▸ **SHORT EXERCISE**: Take the lines from the one with "Serialize everything readable" through the end of the material below and repeat them exactly, dropping every picture.

▸ **INFORMATION GIVEN**:
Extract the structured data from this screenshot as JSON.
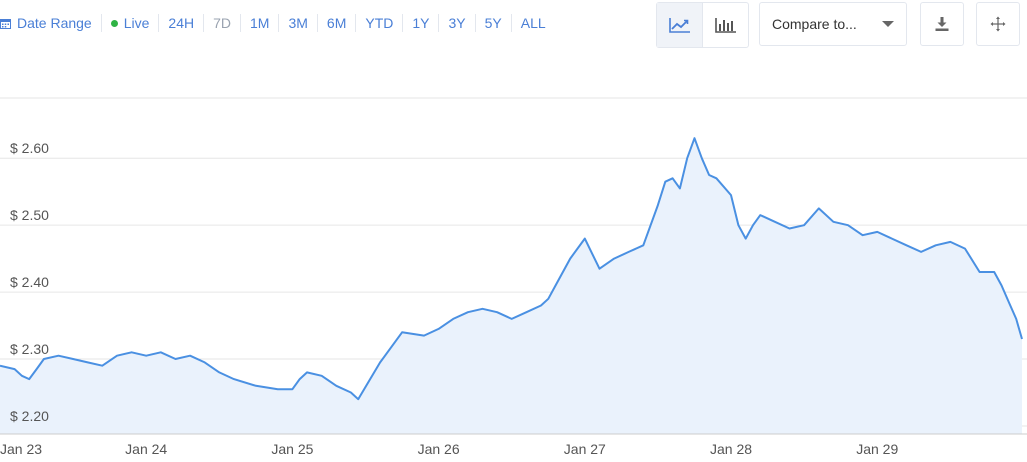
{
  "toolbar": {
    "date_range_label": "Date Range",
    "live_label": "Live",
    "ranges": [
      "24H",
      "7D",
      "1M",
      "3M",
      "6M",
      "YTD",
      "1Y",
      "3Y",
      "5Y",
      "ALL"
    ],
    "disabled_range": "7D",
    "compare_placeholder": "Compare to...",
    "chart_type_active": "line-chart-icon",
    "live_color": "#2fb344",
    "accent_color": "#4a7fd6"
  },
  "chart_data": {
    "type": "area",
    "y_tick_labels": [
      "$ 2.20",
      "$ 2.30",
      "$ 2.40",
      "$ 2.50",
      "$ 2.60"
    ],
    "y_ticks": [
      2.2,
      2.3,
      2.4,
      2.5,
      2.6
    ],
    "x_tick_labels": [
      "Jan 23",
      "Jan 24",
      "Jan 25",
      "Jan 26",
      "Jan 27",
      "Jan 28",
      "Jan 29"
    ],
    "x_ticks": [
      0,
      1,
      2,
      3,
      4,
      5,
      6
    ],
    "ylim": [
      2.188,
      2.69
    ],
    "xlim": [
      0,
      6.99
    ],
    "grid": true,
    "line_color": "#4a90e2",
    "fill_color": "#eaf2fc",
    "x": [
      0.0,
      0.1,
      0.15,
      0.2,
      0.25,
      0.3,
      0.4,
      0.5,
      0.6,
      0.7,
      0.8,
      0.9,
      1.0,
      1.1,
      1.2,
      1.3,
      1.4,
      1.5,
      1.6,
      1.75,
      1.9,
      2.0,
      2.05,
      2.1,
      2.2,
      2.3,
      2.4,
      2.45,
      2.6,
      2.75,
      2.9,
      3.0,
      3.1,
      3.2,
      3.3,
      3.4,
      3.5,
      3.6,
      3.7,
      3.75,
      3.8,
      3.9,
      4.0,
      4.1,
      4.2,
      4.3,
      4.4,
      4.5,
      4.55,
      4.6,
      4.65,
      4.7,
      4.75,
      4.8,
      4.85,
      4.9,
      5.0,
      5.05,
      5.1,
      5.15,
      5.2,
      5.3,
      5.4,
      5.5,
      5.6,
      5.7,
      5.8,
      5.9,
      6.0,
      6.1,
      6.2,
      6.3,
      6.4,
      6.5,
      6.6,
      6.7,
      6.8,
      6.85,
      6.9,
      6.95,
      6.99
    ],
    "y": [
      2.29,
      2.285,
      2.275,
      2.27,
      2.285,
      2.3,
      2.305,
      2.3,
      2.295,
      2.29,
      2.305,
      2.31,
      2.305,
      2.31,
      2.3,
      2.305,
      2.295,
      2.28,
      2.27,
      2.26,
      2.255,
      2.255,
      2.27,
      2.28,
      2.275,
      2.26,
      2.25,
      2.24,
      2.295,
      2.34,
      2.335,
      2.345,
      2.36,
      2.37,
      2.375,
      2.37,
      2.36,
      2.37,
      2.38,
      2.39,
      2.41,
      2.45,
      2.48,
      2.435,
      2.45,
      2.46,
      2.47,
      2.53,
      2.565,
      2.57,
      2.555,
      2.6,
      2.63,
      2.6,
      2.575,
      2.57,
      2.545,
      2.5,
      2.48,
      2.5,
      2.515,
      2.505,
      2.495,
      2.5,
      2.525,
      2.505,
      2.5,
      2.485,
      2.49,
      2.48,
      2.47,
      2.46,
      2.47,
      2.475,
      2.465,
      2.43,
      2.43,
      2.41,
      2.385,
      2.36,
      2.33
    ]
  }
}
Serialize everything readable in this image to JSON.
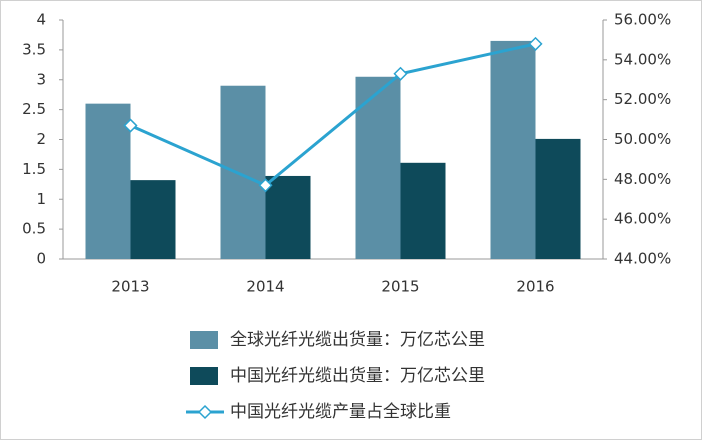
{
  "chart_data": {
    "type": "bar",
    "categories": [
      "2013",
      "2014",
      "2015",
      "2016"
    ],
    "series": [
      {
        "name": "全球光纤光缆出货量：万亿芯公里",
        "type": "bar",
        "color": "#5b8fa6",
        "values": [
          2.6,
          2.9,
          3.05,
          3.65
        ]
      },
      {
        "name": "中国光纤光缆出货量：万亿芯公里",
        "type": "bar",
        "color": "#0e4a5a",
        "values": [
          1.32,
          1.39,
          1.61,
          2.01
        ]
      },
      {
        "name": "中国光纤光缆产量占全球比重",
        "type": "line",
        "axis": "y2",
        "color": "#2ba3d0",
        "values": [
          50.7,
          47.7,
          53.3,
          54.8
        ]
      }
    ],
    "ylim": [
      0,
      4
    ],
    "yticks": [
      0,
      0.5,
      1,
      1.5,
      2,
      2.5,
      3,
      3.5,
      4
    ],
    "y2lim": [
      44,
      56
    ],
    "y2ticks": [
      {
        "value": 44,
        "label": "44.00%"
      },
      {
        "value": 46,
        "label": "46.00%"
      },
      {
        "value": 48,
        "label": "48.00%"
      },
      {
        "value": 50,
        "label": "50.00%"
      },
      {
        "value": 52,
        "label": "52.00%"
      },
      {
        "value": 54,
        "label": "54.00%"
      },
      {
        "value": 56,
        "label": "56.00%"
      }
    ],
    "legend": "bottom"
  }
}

▸ **FULL RESPONSE**:
Serialize everything readable in this image to JSON.
{
  "chart_data": {
    "type": "bar",
    "categories": [
      "2013",
      "2014",
      "2015",
      "2016"
    ],
    "series": [
      {
        "name": "全球光纤光缆出货量：万亿芯公里",
        "type": "bar",
        "color": "#5b8fa6",
        "values": [
          2.6,
          2.9,
          3.05,
          3.65
        ]
      },
      {
        "name": "中国光纤光缆出货量：万亿芯公里",
        "type": "bar",
        "color": "#0e4a5a",
        "values": [
          1.32,
          1.39,
          1.61,
          2.01
        ]
      },
      {
        "name": "中国光纤光缆产量占全球比重",
        "type": "line",
        "axis": "y2",
        "color": "#2ba3d0",
        "values": [
          50.7,
          47.7,
          53.3,
          54.8
        ]
      }
    ],
    "ylim": [
      0,
      4
    ],
    "yticks": [
      0,
      0.5,
      1,
      1.5,
      2,
      2.5,
      3,
      3.5,
      4
    ],
    "y2lim": [
      44,
      56
    ],
    "y2ticks": [
      {
        "value": 44,
        "label": "44.00%"
      },
      {
        "value": 46,
        "label": "46.00%"
      },
      {
        "value": 48,
        "label": "48.00%"
      },
      {
        "value": 50,
        "label": "50.00%"
      },
      {
        "value": 52,
        "label": "52.00%"
      },
      {
        "value": 54,
        "label": "54.00%"
      },
      {
        "value": 56,
        "label": "56.00%"
      }
    ],
    "legend": "bottom"
  }
}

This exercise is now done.